Exercise input:
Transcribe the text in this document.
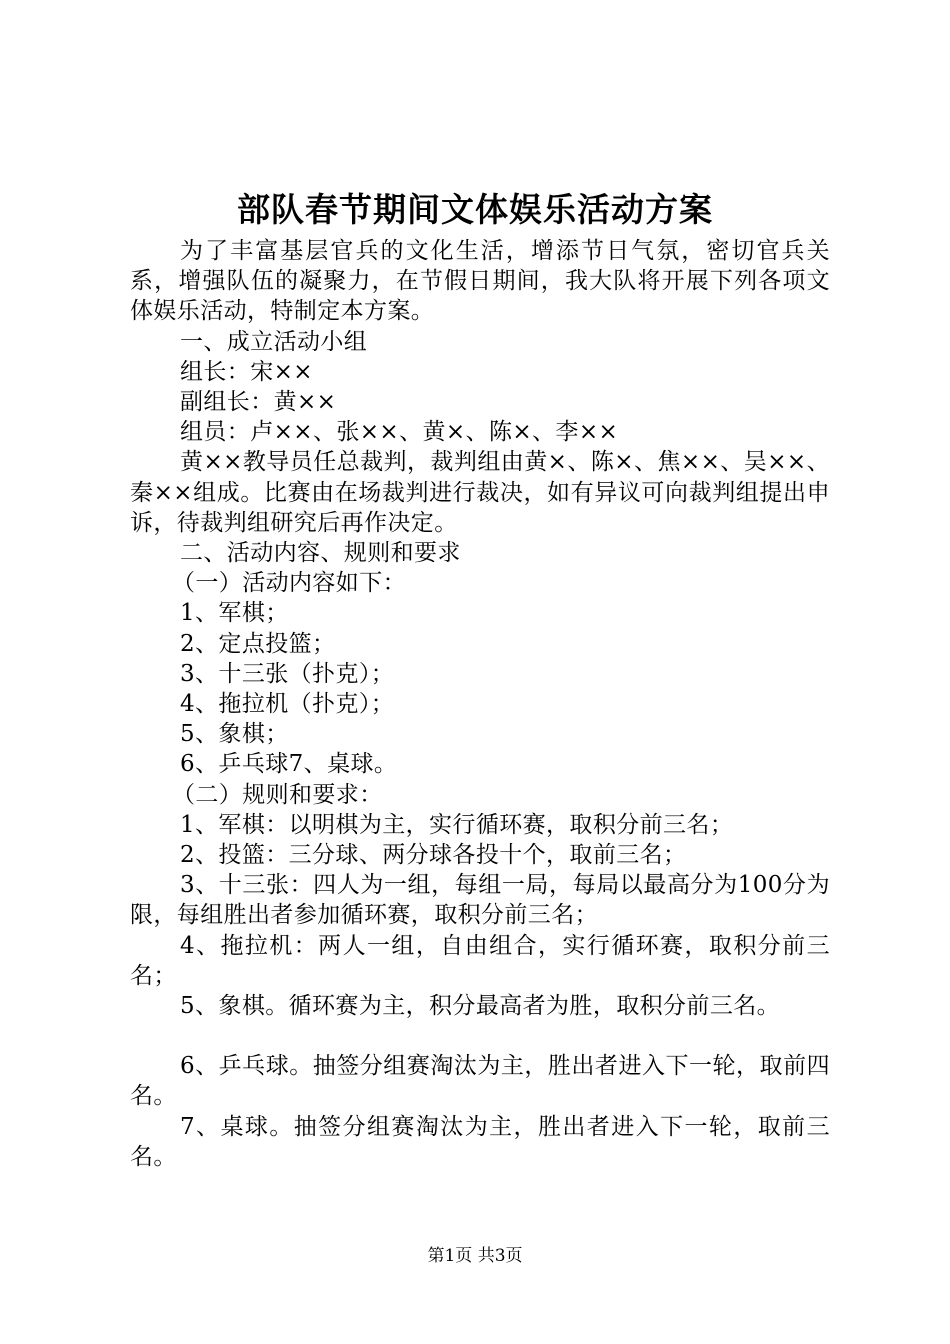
部队春节期间文体娱乐活动方案

为了丰富基层官兵的文化生活，增添节日气氛，密切官兵关系，增强队伍的凝聚力，在节假日期间，我大队将开展下列各项文体娱乐活动，特制定本方案。

一、成立活动小组

组长：宋××

副组长：黄××

组员：卢××、张××、黄×、陈×、李××

黄××教导员任总裁判，裁判组由黄×、陈×、焦××、吴××、秦××组成。比赛由在场裁判进行裁决，如有异议可向裁判组提出申诉，待裁判组研究后再作决定。

二、活动内容、规则和要求

（一）活动内容如下：

1、军棋；

2、定点投篮；

3、十三张（扑克）；

4、拖拉机（扑克）；

5、象棋；

6、乒乓球7、桌球。

（二）规则和要求：

1、军棋：以明棋为主，实行循环赛，取积分前三名；

2、投篮：三分球、两分球各投十个，取前三名；

3、十三张：四人为一组，每组一局，每局以最高分为100分为限，每组胜出者参加循环赛，取积分前三名；

4、拖拉机：两人一组，自由组合，实行循环赛，取积分前三名；

5、象棋。循环赛为主，积分最高者为胜，取积分前三名。

6、乒乓球。抽签分组赛淘汰为主，胜出者进入下一轮，取前四名。

7、桌球。抽签分组赛淘汰为主，胜出者进入下一轮，取前三名。

第1页 共3页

Stated task:
Exclude the pictures and transcribe all of the entries exactly.

Answer in full:
Transcribe the text in this document.
部队春节期间文体娱乐活动方案

为了丰富基层官兵的文化生活，增添节日气氛，密切官兵关系，增强队伍的凝聚力，在节假日期间，我大队将开展下列各项文体娱乐活动，特制定本方案。

一、成立活动小组

组长：宋××

副组长：黄××

组员：卢××、张××、黄×、陈×、李××

黄××教导员任总裁判，裁判组由黄×、陈×、焦××、吴××、秦××组成。比赛由在场裁判进行裁决，如有异议可向裁判组提出申诉，待裁判组研究后再作决定。

二、活动内容、规则和要求

（一）活动内容如下：

1、军棋；

2、定点投篮；

3、十三张（扑克）；

4、拖拉机（扑克）；

5、象棋；

6、乒乓球7、桌球。

（二）规则和要求：

1、军棋：以明棋为主，实行循环赛，取积分前三名；

2、投篮：三分球、两分球各投十个，取前三名；

3、十三张：四人为一组，每组一局，每局以最高分为100分为限，每组胜出者参加循环赛，取积分前三名；

4、拖拉机：两人一组，自由组合，实行循环赛，取积分前三名；

5、象棋。循环赛为主，积分最高者为胜，取积分前三名。

6、乒乓球。抽签分组赛淘汰为主，胜出者进入下一轮，取前四名。

7、桌球。抽签分组赛淘汰为主，胜出者进入下一轮，取前三名。

第1页 共3页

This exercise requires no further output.